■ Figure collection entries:
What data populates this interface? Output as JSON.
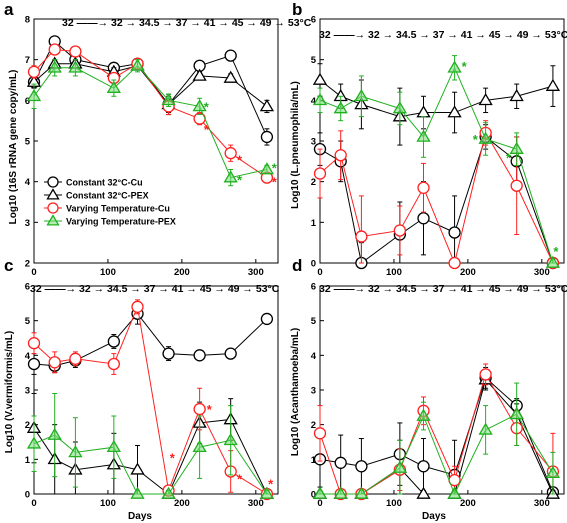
{
  "legend": [
    {
      "label": "Constant 32°C-Cu",
      "color": "#000000",
      "marker": "circle"
    },
    {
      "label": "Constant 32°C-PEX",
      "color": "#000000",
      "marker": "triangle"
    },
    {
      "label": "Varying Temperature-Cu",
      "color": "#ff2020",
      "marker": "circle"
    },
    {
      "label": "Varying Temperature-PEX",
      "color": "#20b020",
      "marker": "triangle"
    }
  ],
  "chart_data": [
    {
      "panel": "a",
      "type": "line",
      "ylabel": "Log10 (16S rRNA gene copy/mL)",
      "xlabel": "",
      "xticks": [
        0,
        100,
        200,
        300
      ],
      "yticks": [
        2,
        3,
        4,
        5,
        6,
        7,
        8
      ],
      "xlim": [
        0,
        330
      ],
      "ylim": [
        2,
        8
      ],
      "temperature_sequence": "32 ——→ 32 → 34.5 → 37 → 41 → 45 → 49 → 53°C",
      "series": [
        {
          "name": "Constant 32°C-Cu",
          "color": "#000000",
          "marker": "circle",
          "x": [
            0,
            28,
            56,
            108,
            140,
            182,
            224,
            266,
            315
          ],
          "y": [
            6.45,
            7.45,
            7.0,
            6.8,
            6.9,
            5.9,
            6.85,
            7.1,
            5.1
          ],
          "err": [
            0.15,
            0.1,
            0.15,
            0.1,
            0.1,
            0.25,
            0.1,
            0.1,
            0.2
          ]
        },
        {
          "name": "Constant 32°C-PEX",
          "color": "#000000",
          "marker": "triangle",
          "x": [
            0,
            28,
            56,
            108,
            140,
            182,
            224,
            266,
            315
          ],
          "y": [
            6.45,
            6.9,
            6.9,
            6.7,
            6.85,
            5.9,
            6.6,
            6.55,
            5.85
          ],
          "err": [
            0.1,
            0.1,
            0.1,
            0.1,
            0.1,
            0.2,
            0.1,
            0.1,
            0.15
          ]
        },
        {
          "name": "Varying Temperature-Cu",
          "color": "#ff2020",
          "marker": "circle",
          "x": [
            0,
            28,
            56,
            108,
            140,
            182,
            224,
            266,
            315
          ],
          "y": [
            6.7,
            7.25,
            7.2,
            6.55,
            6.9,
            5.85,
            5.55,
            4.7,
            4.1
          ],
          "err": [
            0.15,
            0.1,
            0.1,
            0.1,
            0.1,
            0.2,
            0.15,
            0.2,
            0.1
          ]
        },
        {
          "name": "Varying Temperature-PEX",
          "color": "#20b020",
          "marker": "triangle",
          "x": [
            0,
            28,
            56,
            108,
            140,
            182,
            224,
            266,
            315
          ],
          "y": [
            6.1,
            6.8,
            6.8,
            6.3,
            6.85,
            6.0,
            5.85,
            4.1,
            4.3
          ],
          "err": [
            0.3,
            0.2,
            0.2,
            0.2,
            0.15,
            0.15,
            0.2,
            0.2,
            0.1
          ]
        }
      ],
      "stars": [
        {
          "x": 233,
          "y": 5.85,
          "color": "#20b020"
        },
        {
          "x": 233,
          "y": 5.3,
          "color": "#ff2020"
        },
        {
          "x": 278,
          "y": 4.55,
          "color": "#ff2020"
        },
        {
          "x": 278,
          "y": 4.05,
          "color": "#20b020"
        },
        {
          "x": 325,
          "y": 4.35,
          "color": "#20b020"
        },
        {
          "x": 325,
          "y": 4.0,
          "color": "#ff2020"
        }
      ]
    },
    {
      "panel": "b",
      "type": "line",
      "ylabel": "Log10 (L.pneumophila/mL)",
      "xlabel": "",
      "xticks": [
        0,
        100,
        200,
        300
      ],
      "yticks": [
        0,
        1,
        2,
        3,
        4,
        5,
        6
      ],
      "xlim": [
        0,
        330
      ],
      "ylim": [
        0,
        6
      ],
      "temperature_sequence": "32 ——→ 32 → 34.5 → 37 → 41 → 45 → 49 → 53°C",
      "series": [
        {
          "name": "Constant 32°C-Cu",
          "color": "#000000",
          "marker": "circle",
          "x": [
            0,
            28,
            56,
            108,
            140,
            182,
            224,
            266,
            315
          ],
          "y": [
            2.8,
            2.5,
            0.0,
            0.7,
            1.1,
            0.75,
            3.1,
            2.5,
            0.0
          ],
          "err": [
            0.4,
            0.5,
            0.5,
            0.8,
            0.9,
            0.9,
            0.3,
            0.6,
            0.1
          ]
        },
        {
          "name": "Constant 32°C-PEX",
          "color": "#000000",
          "marker": "triangle",
          "x": [
            0,
            28,
            56,
            108,
            140,
            182,
            224,
            266,
            315
          ],
          "y": [
            4.5,
            4.1,
            3.9,
            3.6,
            3.7,
            3.7,
            4.0,
            4.1,
            4.35
          ],
          "err": [
            0.4,
            0.3,
            0.6,
            0.7,
            0.4,
            0.5,
            0.3,
            0.3,
            0.5
          ]
        },
        {
          "name": "Varying Temperature-Cu",
          "color": "#ff2020",
          "marker": "circle",
          "x": [
            0,
            28,
            56,
            108,
            140,
            182,
            224,
            266,
            315
          ],
          "y": [
            2.2,
            2.65,
            0.65,
            0.8,
            1.85,
            0.0,
            3.2,
            1.9,
            0.0
          ],
          "err": [
            0.6,
            0.6,
            1.0,
            0.6,
            0.6,
            0.1,
            0.3,
            1.2,
            0.1
          ]
        },
        {
          "name": "Varying Temperature-PEX",
          "color": "#20b020",
          "marker": "triangle",
          "x": [
            0,
            28,
            56,
            108,
            140,
            182,
            224,
            266,
            315
          ],
          "y": [
            4.0,
            3.8,
            4.1,
            3.8,
            3.1,
            4.8,
            3.05,
            2.8,
            0.0
          ],
          "err": [
            0.3,
            0.3,
            0.5,
            0.4,
            0.5,
            0.3,
            0.4,
            0.4,
            0.1
          ]
        }
      ],
      "stars": [
        {
          "x": 195,
          "y": 4.85,
          "color": "#20b020"
        },
        {
          "x": 210,
          "y": 3.05,
          "color": "#20b020"
        },
        {
          "x": 255,
          "y": 2.6,
          "color": "#20b020"
        },
        {
          "x": 319,
          "y": 0.3,
          "color": "#20b020"
        }
      ]
    },
    {
      "panel": "c",
      "type": "line",
      "ylabel": "Log10 (V.vermiformis/mL)",
      "xlabel": "Days",
      "xticks": [
        0,
        100,
        200,
        300
      ],
      "yticks": [
        0,
        1,
        2,
        3,
        4,
        5,
        6
      ],
      "xlim": [
        0,
        330
      ],
      "ylim": [
        0,
        6
      ],
      "temperature_sequence": "32 ——→ 32 → 34.5 → 37 → 41 → 45 → 49 → 53°C",
      "series": [
        {
          "name": "Constant 32°C-Cu",
          "color": "#000000",
          "marker": "circle",
          "x": [
            0,
            28,
            56,
            108,
            140,
            182,
            224,
            266,
            315
          ],
          "y": [
            3.75,
            3.7,
            3.85,
            4.4,
            5.2,
            4.05,
            4.0,
            4.05,
            5.05
          ],
          "err": [
            0.3,
            0.2,
            0.2,
            0.2,
            0.3,
            0.2,
            0.15,
            0.15,
            0.1
          ]
        },
        {
          "name": "Constant 32°C-PEX",
          "color": "#000000",
          "marker": "triangle",
          "x": [
            0,
            28,
            56,
            108,
            140,
            182,
            224,
            266,
            315
          ],
          "y": [
            1.9,
            1.0,
            0.7,
            0.85,
            0.7,
            0.0,
            2.05,
            2.15,
            0.0
          ],
          "err": [
            1.0,
            1.0,
            0.8,
            0.9,
            0.7,
            0.1,
            0.6,
            0.6,
            0.1
          ]
        },
        {
          "name": "Varying Temperature-Cu",
          "color": "#ff2020",
          "marker": "circle",
          "x": [
            0,
            28,
            56,
            108,
            140,
            182,
            224,
            266,
            315
          ],
          "y": [
            4.35,
            3.8,
            3.9,
            3.75,
            5.4,
            0.1,
            2.45,
            0.65,
            0.0
          ],
          "err": [
            0.3,
            0.3,
            0.2,
            0.3,
            0.2,
            0.1,
            0.6,
            0.6,
            0.1
          ]
        },
        {
          "name": "Varying Temperature-PEX",
          "color": "#20b020",
          "marker": "triangle",
          "x": [
            0,
            28,
            56,
            108,
            140,
            182,
            224,
            266,
            315
          ],
          "y": [
            1.45,
            1.7,
            1.2,
            1.35,
            0.0,
            0.0,
            1.35,
            1.55,
            0.0
          ],
          "err": [
            0.8,
            1.2,
            1.0,
            0.9,
            0.1,
            0.1,
            0.9,
            1.0,
            0.1
          ]
        }
      ],
      "stars": [
        {
          "x": 187,
          "y": 1.05,
          "color": "#ff2020"
        },
        {
          "x": 237,
          "y": 2.45,
          "color": "#ff2020"
        },
        {
          "x": 278,
          "y": 0.45,
          "color": "#ff2020"
        },
        {
          "x": 320,
          "y": 0.3,
          "color": "#ff2020"
        }
      ]
    },
    {
      "panel": "d",
      "type": "line",
      "ylabel": "Log10 (Acanthamoeba/mL)",
      "xlabel": "Days",
      "xticks": [
        0,
        100,
        200,
        300
      ],
      "yticks": [
        0,
        1,
        2,
        3,
        4,
        5,
        6
      ],
      "xlim": [
        0,
        330
      ],
      "ylim": [
        0,
        6
      ],
      "temperature_sequence": "32 ——→ 32 → 34.5 → 37 → 41 → 45 → 49 → 53°C",
      "series": [
        {
          "name": "Constant 32°C-Cu",
          "color": "#000000",
          "marker": "circle",
          "x": [
            0,
            28,
            56,
            108,
            140,
            182,
            224,
            266,
            315
          ],
          "y": [
            1.0,
            0.9,
            0.8,
            1.15,
            0.8,
            0.55,
            3.35,
            2.55,
            0.05
          ],
          "err": [
            0.8,
            0.8,
            0.8,
            0.9,
            0.8,
            1.0,
            0.3,
            0.2,
            0.1
          ]
        },
        {
          "name": "Constant 32°C-PEX",
          "color": "#000000",
          "marker": "triangle",
          "x": [
            0,
            28,
            56,
            108,
            140,
            182,
            224,
            266,
            315
          ],
          "y": [
            0.0,
            0.0,
            0.0,
            0.75,
            0.0,
            0.0,
            3.3,
            2.3,
            0.0
          ],
          "err": [
            0.1,
            0.1,
            0.1,
            0.8,
            0.1,
            0.1,
            0.3,
            0.3,
            0.1
          ]
        },
        {
          "name": "Varying Temperature-Cu",
          "color": "#ff2020",
          "marker": "circle",
          "x": [
            0,
            28,
            56,
            108,
            140,
            182,
            224,
            266,
            315
          ],
          "y": [
            1.75,
            0.0,
            0.0,
            0.7,
            2.4,
            0.4,
            3.45,
            1.9,
            0.65
          ],
          "err": [
            0.8,
            0.1,
            0.1,
            0.6,
            0.4,
            0.4,
            0.3,
            0.5,
            1.1
          ]
        },
        {
          "name": "Varying Temperature-PEX",
          "color": "#20b020",
          "marker": "triangle",
          "x": [
            0,
            28,
            56,
            108,
            140,
            182,
            224,
            266,
            315
          ],
          "y": [
            0.0,
            0.0,
            0.0,
            0.75,
            2.25,
            0.0,
            1.85,
            2.3,
            0.6
          ],
          "err": [
            0.1,
            0.1,
            0.1,
            0.8,
            0.4,
            0.1,
            0.7,
            0.9,
            0.6
          ]
        }
      ],
      "stars": []
    }
  ]
}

■ DIRECTIONS FOR THIS TASK:
In the data above, which lines have "ylabel"? Report each of them.

■ RESPONSE:
      "ylabel": "Log10 (16S rRNA gene copy/mL)",
      "ylabel": "Log10 (L.pneumophila/mL)",
      "ylabel": "Log10 (V.vermiformis/mL)",
      "ylabel": "Log10 (Acanthamoeba/mL)",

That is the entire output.